INSTRUCTIONS TO FOLLOW:
Rewrite every line of the items below as a single numbered list, leaving out any blank lines.

INPUT FOR THIS TASK:
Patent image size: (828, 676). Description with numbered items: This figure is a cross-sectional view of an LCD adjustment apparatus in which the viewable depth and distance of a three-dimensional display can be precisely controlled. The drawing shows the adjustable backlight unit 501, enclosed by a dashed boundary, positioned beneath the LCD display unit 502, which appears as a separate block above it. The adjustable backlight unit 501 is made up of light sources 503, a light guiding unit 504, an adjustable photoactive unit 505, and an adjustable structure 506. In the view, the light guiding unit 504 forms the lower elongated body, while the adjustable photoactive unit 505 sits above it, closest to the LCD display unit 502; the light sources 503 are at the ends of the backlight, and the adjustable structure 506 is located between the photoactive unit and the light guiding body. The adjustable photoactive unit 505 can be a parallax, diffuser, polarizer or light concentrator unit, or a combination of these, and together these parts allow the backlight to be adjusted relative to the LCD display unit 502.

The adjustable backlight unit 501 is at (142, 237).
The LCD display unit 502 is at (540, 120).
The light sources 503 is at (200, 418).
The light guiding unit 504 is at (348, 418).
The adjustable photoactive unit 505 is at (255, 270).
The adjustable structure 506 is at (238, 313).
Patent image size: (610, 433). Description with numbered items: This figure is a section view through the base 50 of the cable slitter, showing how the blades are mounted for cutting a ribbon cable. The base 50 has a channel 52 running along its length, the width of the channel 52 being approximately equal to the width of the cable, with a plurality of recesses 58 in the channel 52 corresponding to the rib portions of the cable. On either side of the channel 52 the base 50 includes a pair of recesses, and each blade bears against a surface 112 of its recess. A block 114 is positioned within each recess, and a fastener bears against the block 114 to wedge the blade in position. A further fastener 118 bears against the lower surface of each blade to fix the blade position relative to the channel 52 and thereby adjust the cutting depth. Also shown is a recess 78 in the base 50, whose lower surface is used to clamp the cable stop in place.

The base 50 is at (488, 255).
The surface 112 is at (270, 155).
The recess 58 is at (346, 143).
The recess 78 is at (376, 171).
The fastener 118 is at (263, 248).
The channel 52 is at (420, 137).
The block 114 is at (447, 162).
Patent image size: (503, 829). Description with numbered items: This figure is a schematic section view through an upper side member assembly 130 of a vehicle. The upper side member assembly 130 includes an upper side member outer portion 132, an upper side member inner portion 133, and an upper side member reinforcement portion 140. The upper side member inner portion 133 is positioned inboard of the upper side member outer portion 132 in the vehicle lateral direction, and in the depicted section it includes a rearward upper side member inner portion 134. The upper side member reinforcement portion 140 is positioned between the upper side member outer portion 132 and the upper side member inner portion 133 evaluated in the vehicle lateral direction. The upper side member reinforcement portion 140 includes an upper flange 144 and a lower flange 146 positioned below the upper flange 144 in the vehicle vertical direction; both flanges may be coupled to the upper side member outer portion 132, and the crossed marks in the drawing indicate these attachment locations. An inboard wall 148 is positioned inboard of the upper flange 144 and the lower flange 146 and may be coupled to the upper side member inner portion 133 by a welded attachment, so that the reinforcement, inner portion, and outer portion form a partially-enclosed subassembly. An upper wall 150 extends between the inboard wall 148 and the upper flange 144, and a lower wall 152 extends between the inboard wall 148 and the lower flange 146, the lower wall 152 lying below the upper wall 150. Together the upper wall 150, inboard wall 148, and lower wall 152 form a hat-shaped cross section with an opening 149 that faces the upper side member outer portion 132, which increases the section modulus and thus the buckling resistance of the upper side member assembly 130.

TASK ANSWER:
1. Patent image size: (828, 676). Description with numbered items: This figure is a cross-sectional view of an LCD adjustment apparatus in which the viewable depth and distance of a three-dimensional display can be precisely controlled. The drawing shows the adjustable backlight unit 501, enclosed by a dashed boundary, positioned beneath the LCD display unit 502, which appears as a separate block above it. The adjustable backlight unit 501 is made up of light sources 503, a light guiding unit 504, an adjustable photoactive unit 505, and an adjustable structure 506. In the view, the light guiding unit 504 forms the lower elongated body, while the adjustable photoactive unit 505 sits above it, closest to the LCD display unit 502; the light sources 503 are at the ends of the backlight, and the adjustable structure 506 is located between the photoactive unit and the light guiding body. The adjustable photoactive unit 505 can be a parallax, diffuser, polarizer or light concentrator unit, or a combination of these, and together these parts allow the backlight to be adjusted relative to the LCD display unit 502.
2. The adjustable backlight unit 501 is at (142, 237).
3. The LCD display unit 502 is at (540, 120).
4. The light sources 503 is at (200, 418).
5. The light guiding unit 504 is at (348, 418).
6. The adjustable photoactive unit 505 is at (255, 270).
7. The adjustable structure 506 is at (238, 313).
8. Patent image size: (610, 433). Description with numbered items: This figure is a section view through the base 50 of the cable slitter, showing how the blades are mounted for cutting a ribbon cable. The base 50 has a channel 52 running along its length, the width of the channel 52 being approximately equal to the width of the cable, with a plurality of recesses 58 in the channel 52 corresponding to the rib portions of the cable. On either side of the channel 52 the base 50 includes a pair of recesses, and each blade bears against a surface 112 of its recess. A block 114 is positioned within each recess, and a fastener bears against the block 114 to wedge the blade in position. A further fastener 118 bears against the lower surface of each blade to fix the blade position relative to the channel 52 and thereby adjust the cutting depth. Also shown is a recess 78 in the base 50, whose lower surface is used to clamp the cable stop in place.
9. The base 50 is at (488, 255).
10. The surface 112 is at (270, 155).
11. The recess 58 is at (346, 143).
12. The recess 78 is at (376, 171).
13. The fastener 118 is at (263, 248).
14. The channel 52 is at (420, 137).
15. The block 114 is at (447, 162).
16. Patent image size: (503, 829). Description with numbered items: This figure is a schematic section view through an upper side member assembly 130 of a vehicle. The upper side member assembly 130 includes an upper side member outer portion 132, an upper side member inner portion 133, and an upper side member reinforcement portion 140. The upper side member inner portion 133 is positioned inboard of the upper side member outer portion 132 in the vehicle lateral direction, and in the depicted section it includes a rearward upper side member inner portion 134. The upper side member reinforcement portion 140 is positioned between the upper side member outer portion 132 and the upper side member inner portion 133 evaluated in the vehicle lateral direction. The upper side member reinforcement portion 140 includes an upper flange 144 and a lower flange 146 positioned below the upper flange 144 in the vehicle vertical direction; both flanges may be coupled to the upper side member outer portion 132, and the crossed marks in the drawing indicate these attachment locations. An inboard wall 148 is positioned inboard of the upper flange 144 and the lower flange 146 and may be coupled to the upper side member inner portion 133 by a welded attachment, so that the reinforcement, inner portion, and outer portion form a partially-enclosed subassembly. An upper wall 150 extends between the inboard wall 148 and the upper flange 144, and a lower wall 152 extends between the inboard wall 148 and the lower flange 146, the lower wall 152 lying below the upper wall 150. Together the upper wall 150, inboard wall 148, and lower wall 152 form a hat-shaped cross section with an opening 149 that faces the upper side member outer portion 132, which increases the section modulus and thus the buckling resistance of the upper side member assembly 130.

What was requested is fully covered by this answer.